● **REQUIRED TASK**
Reproduce this listing in full.

+-------+

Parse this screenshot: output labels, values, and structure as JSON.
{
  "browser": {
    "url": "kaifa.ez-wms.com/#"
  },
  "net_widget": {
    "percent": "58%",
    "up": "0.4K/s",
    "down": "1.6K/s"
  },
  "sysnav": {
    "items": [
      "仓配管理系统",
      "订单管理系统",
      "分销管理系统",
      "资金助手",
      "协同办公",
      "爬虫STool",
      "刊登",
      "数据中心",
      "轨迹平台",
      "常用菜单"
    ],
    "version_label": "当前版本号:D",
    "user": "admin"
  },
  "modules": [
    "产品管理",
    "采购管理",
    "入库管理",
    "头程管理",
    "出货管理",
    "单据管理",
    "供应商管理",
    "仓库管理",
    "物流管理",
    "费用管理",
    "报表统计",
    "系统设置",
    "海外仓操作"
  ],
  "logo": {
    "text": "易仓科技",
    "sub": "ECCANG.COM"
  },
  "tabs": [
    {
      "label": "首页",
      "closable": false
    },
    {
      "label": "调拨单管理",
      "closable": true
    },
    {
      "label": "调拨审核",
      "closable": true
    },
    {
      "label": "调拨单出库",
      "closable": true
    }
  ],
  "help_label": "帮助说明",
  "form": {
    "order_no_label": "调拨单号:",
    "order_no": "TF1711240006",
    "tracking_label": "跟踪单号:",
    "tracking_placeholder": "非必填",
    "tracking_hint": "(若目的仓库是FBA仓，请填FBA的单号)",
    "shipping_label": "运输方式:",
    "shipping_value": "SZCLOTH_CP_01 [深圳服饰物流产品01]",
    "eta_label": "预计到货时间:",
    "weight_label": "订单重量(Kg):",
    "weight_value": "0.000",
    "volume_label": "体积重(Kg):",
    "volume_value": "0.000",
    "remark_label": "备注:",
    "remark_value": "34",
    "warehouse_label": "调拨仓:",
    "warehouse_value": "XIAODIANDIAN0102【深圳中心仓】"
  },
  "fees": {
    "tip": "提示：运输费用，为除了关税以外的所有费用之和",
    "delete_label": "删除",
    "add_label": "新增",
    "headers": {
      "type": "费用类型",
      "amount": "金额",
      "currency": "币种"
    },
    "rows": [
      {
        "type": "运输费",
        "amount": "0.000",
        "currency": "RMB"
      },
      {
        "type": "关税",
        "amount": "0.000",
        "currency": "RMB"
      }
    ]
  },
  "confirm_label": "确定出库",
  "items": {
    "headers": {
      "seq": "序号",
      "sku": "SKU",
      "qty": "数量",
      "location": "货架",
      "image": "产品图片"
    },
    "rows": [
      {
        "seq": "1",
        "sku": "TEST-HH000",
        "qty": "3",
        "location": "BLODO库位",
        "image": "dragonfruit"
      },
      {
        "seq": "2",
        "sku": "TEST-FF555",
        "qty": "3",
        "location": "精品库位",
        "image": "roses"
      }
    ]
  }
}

+-------+

● **EXERCISE RESPONSE**
Parse this screenshot: output labels, values, and structure as JSON.
{
  "browser": {
    "url": "kaifa.ez-wms.com/#"
  },
  "net_widget": {
    "percent": "58%",
    "up": "0.4K/s",
    "down": "1.6K/s"
  },
  "sysnav": {
    "items": [
      "仓配管理系统",
      "订单管理系统",
      "分销管理系统",
      "资金助手",
      "协同办公",
      "爬虫STool",
      "刊登",
      "数据中心",
      "轨迹平台",
      "常用菜单"
    ],
    "version_label": "当前版本号:D",
    "user": "admin"
  },
  "modules": [
    "产品管理",
    "采购管理",
    "入库管理",
    "头程管理",
    "出货管理",
    "单据管理",
    "供应商管理",
    "仓库管理",
    "物流管理",
    "费用管理",
    "报表统计",
    "系统设置",
    "海外仓操作"
  ],
  "logo": {
    "text": "易仓科技",
    "sub": "ECCANG.COM"
  },
  "tabs": [
    {
      "label": "首页",
      "closable": false
    },
    {
      "label": "调拨单管理",
      "closable": true
    },
    {
      "label": "调拨审核",
      "closable": true
    },
    {
      "label": "调拨单出库",
      "closable": true
    }
  ],
  "help_label": "帮助说明",
  "form": {
    "order_no_label": "调拨单号:",
    "order_no": "TF1711240006",
    "tracking_label": "跟踪单号:",
    "tracking_placeholder": "非必填",
    "tracking_hint": "(若目的仓库是FBA仓，请填FBA的单号)",
    "shipping_label": "运输方式:",
    "shipping_value": "SZCLOTH_CP_01 [深圳服饰物流产品01]",
    "eta_label": "预计到货时间:",
    "weight_label": "订单重量(Kg):",
    "weight_value": "0.000",
    "volume_label": "体积重(Kg):",
    "volume_value": "0.000",
    "remark_label": "备注:",
    "remark_value": "34",
    "warehouse_label": "调拨仓:",
    "warehouse_value": "XIAODIANDIAN0102【深圳中心仓】"
  },
  "fees": {
    "tip": "提示：运输费用，为除了关税以外的所有费用之和",
    "delete_label": "删除",
    "add_label": "新增",
    "headers": {
      "type": "费用类型",
      "amount": "金额",
      "currency": "币种"
    },
    "rows": [
      {
        "type": "运输费",
        "amount": "0.000",
        "currency": "RMB"
      },
      {
        "type": "关税",
        "amount": "0.000",
        "currency": "RMB"
      }
    ]
  },
  "confirm_label": "确定出库",
  "items": {
    "headers": {
      "seq": "序号",
      "sku": "SKU",
      "qty": "数量",
      "location": "货架",
      "image": "产品图片"
    },
    "rows": [
      {
        "seq": "1",
        "sku": "TEST-HH000",
        "qty": "3",
        "location": "BLODO库位",
        "image": "dragonfruit"
      },
      {
        "seq": "2",
        "sku": "TEST-FF555",
        "qty": "3",
        "location": "精品库位",
        "image": "roses"
      }
    ]
  }
}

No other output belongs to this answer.